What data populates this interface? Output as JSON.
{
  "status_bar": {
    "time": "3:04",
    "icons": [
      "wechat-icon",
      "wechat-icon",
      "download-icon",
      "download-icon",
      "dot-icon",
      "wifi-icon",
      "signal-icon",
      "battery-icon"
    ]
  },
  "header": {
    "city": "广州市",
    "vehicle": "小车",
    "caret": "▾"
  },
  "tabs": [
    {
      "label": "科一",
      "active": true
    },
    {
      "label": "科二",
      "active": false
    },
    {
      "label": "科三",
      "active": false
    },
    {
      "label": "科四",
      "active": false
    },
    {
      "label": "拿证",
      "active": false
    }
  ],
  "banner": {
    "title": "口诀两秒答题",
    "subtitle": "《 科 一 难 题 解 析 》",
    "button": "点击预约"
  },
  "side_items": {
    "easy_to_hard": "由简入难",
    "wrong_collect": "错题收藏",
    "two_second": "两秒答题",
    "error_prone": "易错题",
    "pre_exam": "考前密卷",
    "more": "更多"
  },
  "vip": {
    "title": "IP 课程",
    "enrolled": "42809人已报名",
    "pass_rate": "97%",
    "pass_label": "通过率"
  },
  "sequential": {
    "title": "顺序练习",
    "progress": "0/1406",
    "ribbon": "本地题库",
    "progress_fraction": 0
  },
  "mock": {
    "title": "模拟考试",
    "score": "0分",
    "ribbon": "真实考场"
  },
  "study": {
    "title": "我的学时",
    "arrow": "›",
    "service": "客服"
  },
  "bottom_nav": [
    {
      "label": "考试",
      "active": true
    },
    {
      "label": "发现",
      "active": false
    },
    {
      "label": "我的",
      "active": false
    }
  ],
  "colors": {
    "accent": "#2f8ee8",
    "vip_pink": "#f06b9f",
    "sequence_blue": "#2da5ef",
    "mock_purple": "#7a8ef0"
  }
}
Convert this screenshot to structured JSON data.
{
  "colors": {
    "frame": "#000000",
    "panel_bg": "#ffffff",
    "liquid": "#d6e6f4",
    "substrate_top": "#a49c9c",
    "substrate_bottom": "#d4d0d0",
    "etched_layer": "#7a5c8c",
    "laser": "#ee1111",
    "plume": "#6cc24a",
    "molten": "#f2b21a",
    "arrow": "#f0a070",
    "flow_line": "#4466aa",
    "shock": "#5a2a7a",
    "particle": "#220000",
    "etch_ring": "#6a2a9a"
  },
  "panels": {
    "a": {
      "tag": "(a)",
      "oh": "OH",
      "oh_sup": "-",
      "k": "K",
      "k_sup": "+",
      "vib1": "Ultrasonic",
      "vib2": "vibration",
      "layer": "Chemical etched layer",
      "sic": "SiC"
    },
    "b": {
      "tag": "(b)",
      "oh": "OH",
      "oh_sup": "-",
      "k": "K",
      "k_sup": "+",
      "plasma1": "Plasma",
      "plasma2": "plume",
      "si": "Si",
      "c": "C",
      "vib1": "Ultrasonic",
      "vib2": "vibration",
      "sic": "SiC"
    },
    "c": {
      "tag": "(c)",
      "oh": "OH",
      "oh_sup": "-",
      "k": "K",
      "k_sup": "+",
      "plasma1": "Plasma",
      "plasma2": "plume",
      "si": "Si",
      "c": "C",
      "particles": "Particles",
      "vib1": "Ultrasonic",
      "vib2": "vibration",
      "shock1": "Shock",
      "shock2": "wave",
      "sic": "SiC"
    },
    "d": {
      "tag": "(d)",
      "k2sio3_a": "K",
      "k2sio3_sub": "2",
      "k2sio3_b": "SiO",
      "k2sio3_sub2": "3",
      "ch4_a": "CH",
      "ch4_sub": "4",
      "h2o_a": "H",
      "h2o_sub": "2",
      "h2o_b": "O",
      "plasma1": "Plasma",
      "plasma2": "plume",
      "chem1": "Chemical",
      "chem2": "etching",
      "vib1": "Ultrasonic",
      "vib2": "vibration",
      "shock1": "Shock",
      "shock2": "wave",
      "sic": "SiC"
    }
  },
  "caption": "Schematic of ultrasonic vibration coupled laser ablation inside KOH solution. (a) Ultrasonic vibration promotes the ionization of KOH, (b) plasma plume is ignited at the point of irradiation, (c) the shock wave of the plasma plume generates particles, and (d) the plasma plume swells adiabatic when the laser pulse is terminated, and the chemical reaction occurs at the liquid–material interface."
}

• GOAL
Copy out each record from above, exactly.

• RESPONSE TO THE TASK
What data populates this interface? Output as JSON.
{
  "status_bar": {
    "time": "3:04",
    "icons": [
      "wechat-icon",
      "wechat-icon",
      "download-icon",
      "download-icon",
      "dot-icon",
      "wifi-icon",
      "signal-icon",
      "battery-icon"
    ]
  },
  "header": {
    "city": "广州市",
    "vehicle": "小车",
    "caret": "▾"
  },
  "tabs": [
    {
      "label": "科一",
      "active": true
    },
    {
      "label": "科二",
      "active": false
    },
    {
      "label": "科三",
      "active": false
    },
    {
      "label": "科四",
      "active": false
    },
    {
      "label": "拿证",
      "active": false
    }
  ],
  "banner": {
    "title": "口诀两秒答题",
    "subtitle": "《 科 一 难 题 解 析 》",
    "button": "点击预约"
  },
  "side_items": {
    "easy_to_hard": "由简入难",
    "wrong_collect": "错题收藏",
    "two_second": "两秒答题",
    "error_prone": "易错题",
    "pre_exam": "考前密卷",
    "more": "更多"
  },
  "vip": {
    "title": "IP 课程",
    "enrolled": "42809人已报名",
    "pass_rate": "97%",
    "pass_label": "通过率"
  },
  "sequential": {
    "title": "顺序练习",
    "progress": "0/1406",
    "ribbon": "本地题库",
    "progress_fraction": 0
  },
  "mock": {
    "title": "模拟考试",
    "score": "0分",
    "ribbon": "真实考场"
  },
  "study": {
    "title": "我的学时",
    "arrow": "›",
    "service": "客服"
  },
  "bottom_nav": [
    {
      "label": "考试",
      "active": true
    },
    {
      "label": "发现",
      "active": false
    },
    {
      "label": "我的",
      "active": false
    }
  ],
  "colors": {
    "accent": "#2f8ee8",
    "vip_pink": "#f06b9f",
    "sequence_blue": "#2da5ef",
    "mock_purple": "#7a8ef0"
  }
}
Convert this screenshot to structured JSON data.
{
  "colors": {
    "frame": "#000000",
    "panel_bg": "#ffffff",
    "liquid": "#d6e6f4",
    "substrate_top": "#a49c9c",
    "substrate_bottom": "#d4d0d0",
    "etched_layer": "#7a5c8c",
    "laser": "#ee1111",
    "plume": "#6cc24a",
    "molten": "#f2b21a",
    "arrow": "#f0a070",
    "flow_line": "#4466aa",
    "shock": "#5a2a7a",
    "particle": "#220000",
    "etch_ring": "#6a2a9a"
  },
  "panels": {
    "a": {
      "tag": "(a)",
      "oh": "OH",
      "oh_sup": "-",
      "k": "K",
      "k_sup": "+",
      "vib1": "Ultrasonic",
      "vib2": "vibration",
      "layer": "Chemical etched layer",
      "sic": "SiC"
    },
    "b": {
      "tag": "(b)",
      "oh": "OH",
      "oh_sup": "-",
      "k": "K",
      "k_sup": "+",
      "plasma1": "Plasma",
      "plasma2": "plume",
      "si": "Si",
      "c": "C",
      "vib1": "Ultrasonic",
      "vib2": "vibration",
      "sic": "SiC"
    },
    "c": {
      "tag": "(c)",
      "oh": "OH",
      "oh_sup": "-",
      "k": "K",
      "k_sup": "+",
      "plasma1": "Plasma",
      "plasma2": "plume",
      "si": "Si",
      "c": "C",
      "particles": "Particles",
      "vib1": "Ultrasonic",
      "vib2": "vibration",
      "shock1": "Shock",
      "shock2": "wave",
      "sic": "SiC"
    },
    "d": {
      "tag": "(d)",
      "k2sio3_a": "K",
      "k2sio3_sub": "2",
      "k2sio3_b": "SiO",
      "k2sio3_sub2": "3",
      "ch4_a": "CH",
      "ch4_sub": "4",
      "h2o_a": "H",
      "h2o_sub": "2",
      "h2o_b": "O",
      "plasma1": "Plasma",
      "plasma2": "plume",
      "chem1": "Chemical",
      "chem2": "etching",
      "vib1": "Ultrasonic",
      "vib2": "vibration",
      "shock1": "Shock",
      "shock2": "wave",
      "sic": "SiC"
    }
  },
  "caption": "Schematic of ultrasonic vibration coupled laser ablation inside KOH solution. (a) Ultrasonic vibration promotes the ionization of KOH, (b) plasma plume is ignited at the point of irradiation, (c) the shock wave of the plasma plume generates particles, and (d) the plasma plume swells adiabatic when the laser pulse is terminated, and the chemical reaction occurs at the liquid–material interface."
}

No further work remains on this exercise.